__Page extract__
☆ ☆ ☆ ☆ ☆

We notice that none of the intervals cover the estimate. The percentile interval does not account for bias, the BCa interval cannot be calculated because the bias is too large and the normal and basic intervals have overcompensated because of the large bootstrap bias.
# Make interval type factor
ci_richness <- ci_richness %>%
mutate(
int_type = factor(
int_type, levels = c("perc", "bca", "norm", "basic")
)
)
# Get bias vales
bias_mean_obs <- bootstrap_results_richness %>%
distinct(year, estimate = est_original, `bootstrap estimate` = est_boot)
# Get estimate values
estimate_mean_obs <- bias_mean_obs %>%
pivot_longer(cols = c("estimate", "bootstrap estimate"),
names_to = "Legend", values_to = "value") %>%
mutate(Legend = factor(Legend, levels = c("estimate", "bootstrap estimate"),
ordered = TRUE))
# Visualise
bootstrap_results_richness %>%
ggplot(aes(x = year)) +
# Distribution
geom_violin(aes(y = rep_boot, group = year),
fill = alpha("cornflowerblue", 0.2)) +
# Estimates and bias
geom_point(data = estimate_mean_obs, aes(y = value, shape = Legend),
colour = "firebrick", size = 2, alpha = 0.5) +
# Intervals
geom_errorbar(data = ci_richness,
aes(ymin = ll, ymax = ul, colour = int_type),
position = position_dodge(0.8), linewidth = 0.8) +
# Settings
labs(y = "Observed species richness", x = "", shape = "Legend:",
colour = "Interval type:") +
scale_x_continuous(breaks = sort(unique(bootstrap_results_richness$year))) +
theme_minimal() +
theme(legend.position = "bottom",
legend.title = element_text(face = "bold"))
#> Warning: Using shapes for an ordinal variable is not advised
This issue arises because bootstrap resampling cannot introduce new species that were not present in the original sample (Dixon, 2001, p. 287). As a result, the observed species richness — which is simply the count of unique species — tends to be negatively biased in bootstrap replicates. This leads to an extreme mismatch between the original estimate and the distribution of bootstrap replicates. In such cases, the BCa intervals may fail altogether (e.g., due to infinite bias correction factors), and other bootstrap intervals (normal, basic) may overcorrect.
There is an option within calculate_bootstrap_ci()
to
center the confidence limits around the original estimate
(no_bias = TRUE
). This means the bootstrap distribution is
used to calculate confidence intervals, except for the bootstrap bias.

☆ ☆ ☆ ☆ ☆

__Excerpted data__
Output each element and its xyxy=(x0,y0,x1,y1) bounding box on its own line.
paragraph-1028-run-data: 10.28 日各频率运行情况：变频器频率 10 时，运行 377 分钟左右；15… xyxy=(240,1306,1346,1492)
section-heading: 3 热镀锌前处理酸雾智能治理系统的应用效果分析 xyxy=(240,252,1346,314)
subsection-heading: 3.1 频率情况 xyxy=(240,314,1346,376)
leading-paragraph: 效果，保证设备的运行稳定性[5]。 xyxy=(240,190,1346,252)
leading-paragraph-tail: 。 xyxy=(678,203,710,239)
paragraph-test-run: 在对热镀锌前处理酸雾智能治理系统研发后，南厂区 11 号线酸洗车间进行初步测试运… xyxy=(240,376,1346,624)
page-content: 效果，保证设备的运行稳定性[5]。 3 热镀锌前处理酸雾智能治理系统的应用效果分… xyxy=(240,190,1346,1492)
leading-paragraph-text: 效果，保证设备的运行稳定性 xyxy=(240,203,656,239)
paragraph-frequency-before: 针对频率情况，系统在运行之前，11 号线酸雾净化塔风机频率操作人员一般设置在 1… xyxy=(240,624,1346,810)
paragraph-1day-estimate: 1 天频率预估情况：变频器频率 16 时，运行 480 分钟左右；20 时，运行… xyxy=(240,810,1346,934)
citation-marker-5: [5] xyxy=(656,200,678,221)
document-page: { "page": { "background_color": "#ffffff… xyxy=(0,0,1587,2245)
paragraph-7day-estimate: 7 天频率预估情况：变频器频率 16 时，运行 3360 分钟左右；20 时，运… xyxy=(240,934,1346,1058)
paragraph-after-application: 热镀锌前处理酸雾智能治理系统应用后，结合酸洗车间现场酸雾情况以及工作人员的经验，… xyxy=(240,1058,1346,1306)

☆ ☆ ☆ ☆ ☆

__Description of the task__
Write out the part of the bootstrap interval text that starts with "We notice that" and ends with "large bootstrap bias.". The records come from a different source than the page extract.

__Written answer__
We notice that none of the intervals cover the estimate. The percentile interval does not account for bias, the BCa interval cannot be calculated because the bias is too large and the normal and basic intervals have overcompensated because of the large bootstrap bias.